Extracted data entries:
— Start —
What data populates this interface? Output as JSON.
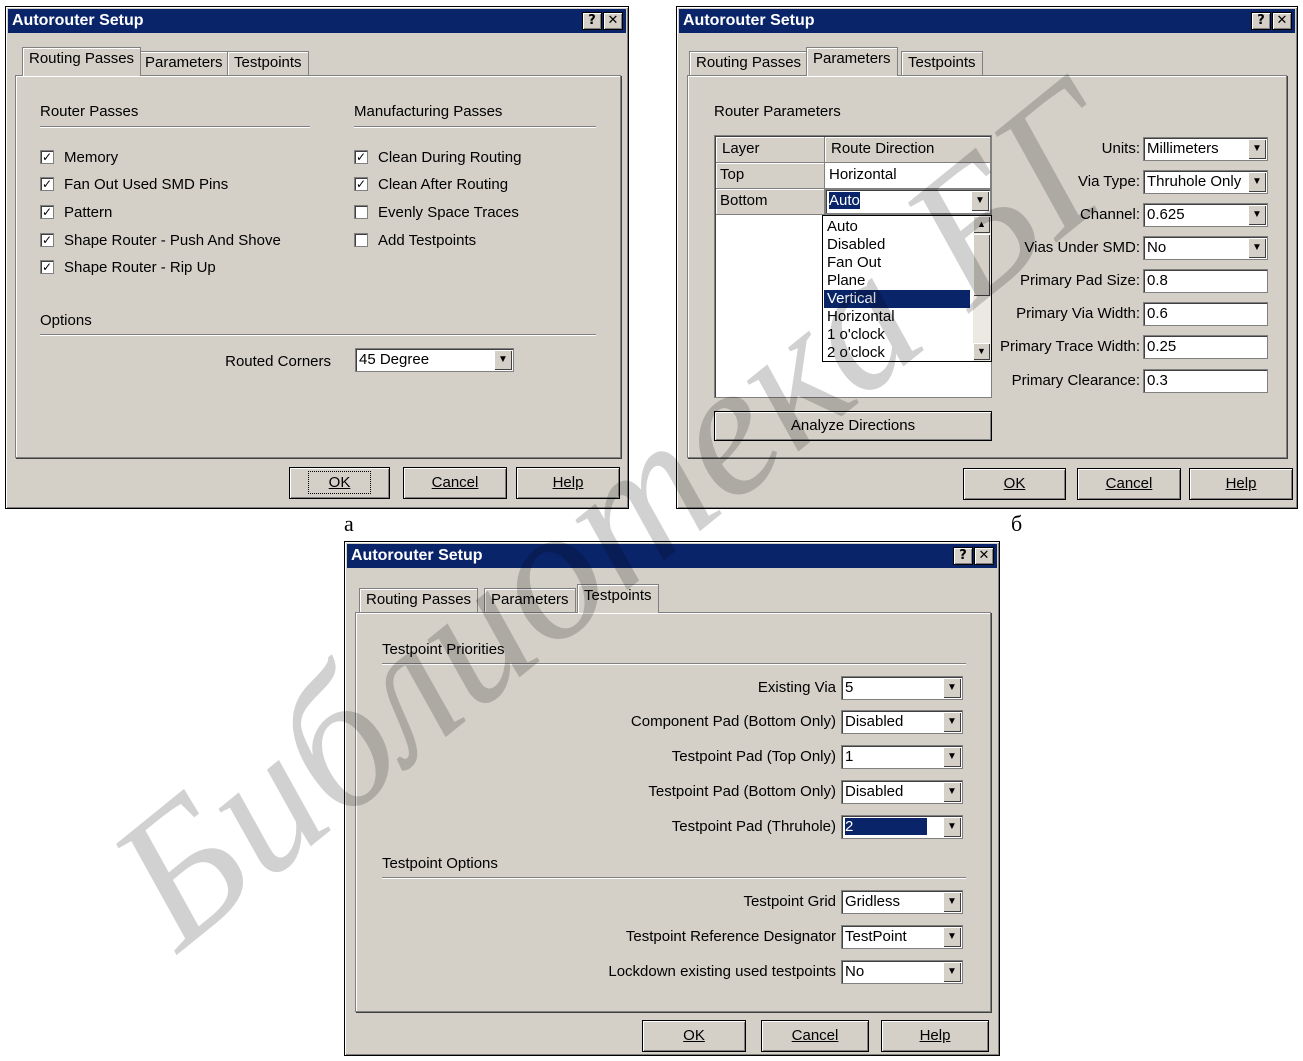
{
  "window_title": "Autorouter Setup",
  "title_buttons": {
    "help": "?",
    "close": "✕"
  },
  "tabs": {
    "routing": "Routing Passes",
    "parameters": "Parameters",
    "testpoints": "Testpoints"
  },
  "dialog_buttons": {
    "ok": "OK",
    "cancel": "Cancel",
    "help": "Help"
  },
  "captions": {
    "a": "а",
    "b": "б"
  },
  "watermark": "Библиотека БГ",
  "icons": {
    "checkmark": "check-icon",
    "dropdown": "chevron-down-icon",
    "scroll_up": "scroll-up-icon",
    "scroll_down": "scroll-down-icon"
  },
  "colors": {
    "titlebar": "#0a246a",
    "face": "#d4d0c8",
    "selection": "#0a246a"
  },
  "dialog_a": {
    "router_passes_title": "Router Passes",
    "router_passes": [
      {
        "label": "Memory",
        "checked": true
      },
      {
        "label": "Fan Out Used SMD Pins",
        "checked": true
      },
      {
        "label": "Pattern",
        "checked": true
      },
      {
        "label": "Shape Router - Push And Shove",
        "checked": true
      },
      {
        "label": "Shape Router - Rip Up",
        "checked": true
      }
    ],
    "manufacturing_passes_title": "Manufacturing Passes",
    "manufacturing_passes": [
      {
        "label": "Clean During Routing",
        "checked": true
      },
      {
        "label": "Clean After Routing",
        "checked": true
      },
      {
        "label": "Evenly Space Traces",
        "checked": false
      },
      {
        "label": "Add Testpoints",
        "checked": false
      }
    ],
    "options_title": "Options",
    "routed_corners_label": "Routed Corners",
    "routed_corners_value": "45 Degree"
  },
  "dialog_b": {
    "router_parameters_title": "Router Parameters",
    "grid_headers": {
      "layer": "Layer",
      "direction": "Route Direction"
    },
    "rows": [
      {
        "layer": "Top",
        "direction": "Horizontal"
      },
      {
        "layer": "Bottom",
        "direction": "Auto"
      }
    ],
    "direction_options": [
      "Auto",
      "Disabled",
      "Fan Out",
      "Plane",
      "Vertical",
      "Horizontal",
      "1 o'clock",
      "2 o'clock"
    ],
    "highlighted_option": "Vertical",
    "analyze_button": "Analyze Directions",
    "params": {
      "units_label": "Units:",
      "units_value": "Millimeters",
      "via_type_label": "Via Type:",
      "via_type_value": "Thruhole Only",
      "channel_label": "Channel:",
      "channel_value": "0.625",
      "vias_under_smd_label": "Vias Under SMD:",
      "vias_under_smd_value": "No",
      "pad_size_label": "Primary Pad Size:",
      "pad_size_value": "0.8",
      "via_width_label": "Primary Via Width:",
      "via_width_value": "0.6",
      "trace_width_label": "Primary Trace Width:",
      "trace_width_value": "0.25",
      "clearance_label": "Primary Clearance:",
      "clearance_value": "0.3"
    }
  },
  "dialog_c": {
    "priorities_title": "Testpoint Priorities",
    "existing_via_label": "Existing Via",
    "existing_via_value": "5",
    "component_pad_label": "Component Pad (Bottom Only)",
    "component_pad_value": "Disabled",
    "tp_top_label": "Testpoint Pad (Top Only)",
    "tp_top_value": "1",
    "tp_bottom_label": "Testpoint Pad (Bottom Only)",
    "tp_bottom_value": "Disabled",
    "tp_thru_label": "Testpoint Pad (Thruhole)",
    "tp_thru_value": "2",
    "options_title": "Testpoint Options",
    "grid_label": "Testpoint Grid",
    "grid_value": "Gridless",
    "refdes_label": "Testpoint Reference Designator",
    "refdes_value": "TestPoint",
    "lockdown_label": "Lockdown existing used testpoints",
    "lockdown_value": "No"
  }
}
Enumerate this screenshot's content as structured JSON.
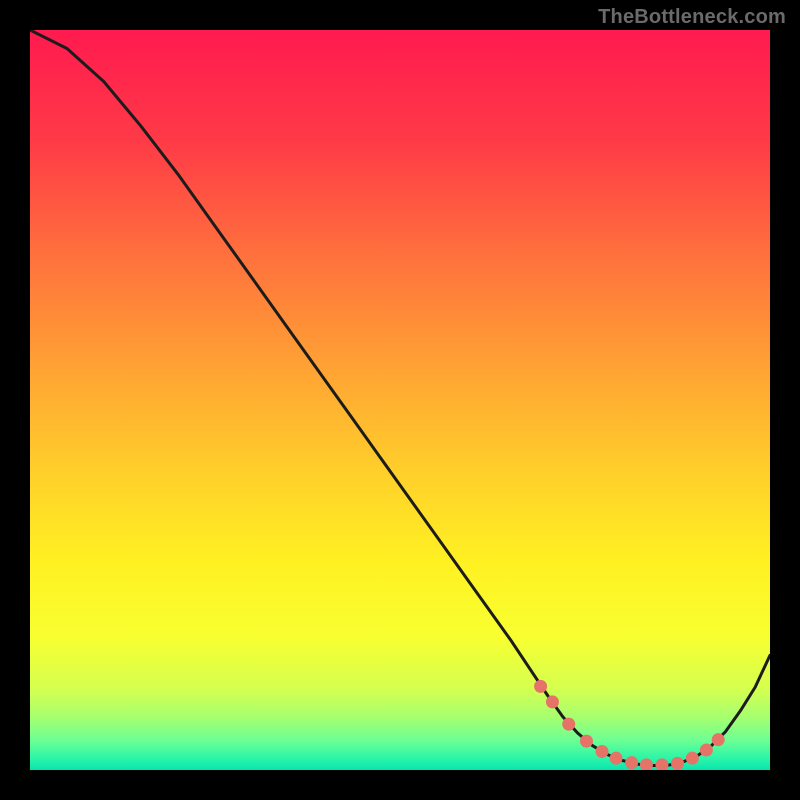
{
  "watermark": "TheBottleneck.com",
  "chart_data": {
    "type": "line",
    "title": "",
    "xlabel": "",
    "ylabel": "",
    "xlim": [
      0,
      100
    ],
    "ylim": [
      0,
      100
    ],
    "x": [
      0,
      5,
      10,
      15,
      20,
      25,
      30,
      35,
      40,
      45,
      50,
      55,
      60,
      65,
      68,
      70,
      72,
      74,
      76,
      78,
      80,
      82,
      84,
      86,
      88,
      90,
      92,
      94,
      96,
      98,
      100
    ],
    "values": [
      100,
      97.5,
      93,
      87,
      80.5,
      73.5,
      66.5,
      59.5,
      52.5,
      45.5,
      38.5,
      31.5,
      24.5,
      17.5,
      13,
      10,
      7.2,
      5,
      3.3,
      2.1,
      1.3,
      0.8,
      0.6,
      0.6,
      1,
      1.8,
      3.2,
      5.2,
      8,
      11.2,
      15.5
    ],
    "highlight_points": [
      {
        "x": 69,
        "y": 11.3
      },
      {
        "x": 70.6,
        "y": 9.2
      },
      {
        "x": 72.8,
        "y": 6.2
      },
      {
        "x": 75.2,
        "y": 3.9
      },
      {
        "x": 77.3,
        "y": 2.5
      },
      {
        "x": 79.2,
        "y": 1.6
      },
      {
        "x": 81.3,
        "y": 1
      },
      {
        "x": 83.3,
        "y": 0.7
      },
      {
        "x": 85.4,
        "y": 0.7
      },
      {
        "x": 87.5,
        "y": 0.9
      },
      {
        "x": 89.5,
        "y": 1.6
      },
      {
        "x": 91.4,
        "y": 2.7
      },
      {
        "x": 93,
        "y": 4.1
      }
    ],
    "gradient_stops": [
      {
        "offset": 0.0,
        "color": "#ff1a4f"
      },
      {
        "offset": 0.15,
        "color": "#ff3a47"
      },
      {
        "offset": 0.3,
        "color": "#ff6f3d"
      },
      {
        "offset": 0.45,
        "color": "#ffa034"
      },
      {
        "offset": 0.6,
        "color": "#ffd02a"
      },
      {
        "offset": 0.72,
        "color": "#fff122"
      },
      {
        "offset": 0.82,
        "color": "#f8ff30"
      },
      {
        "offset": 0.89,
        "color": "#d5ff4f"
      },
      {
        "offset": 0.93,
        "color": "#a4ff70"
      },
      {
        "offset": 0.96,
        "color": "#6cff94"
      },
      {
        "offset": 0.985,
        "color": "#28f5a8"
      },
      {
        "offset": 1.0,
        "color": "#0be3b0"
      }
    ],
    "marker_color": "#e57368",
    "line_color": "#1c1c1c"
  }
}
— End —
Give only a number: how many lines of the data hold the string "Parameters"?

OUTPUT FOR THIS TASK:
2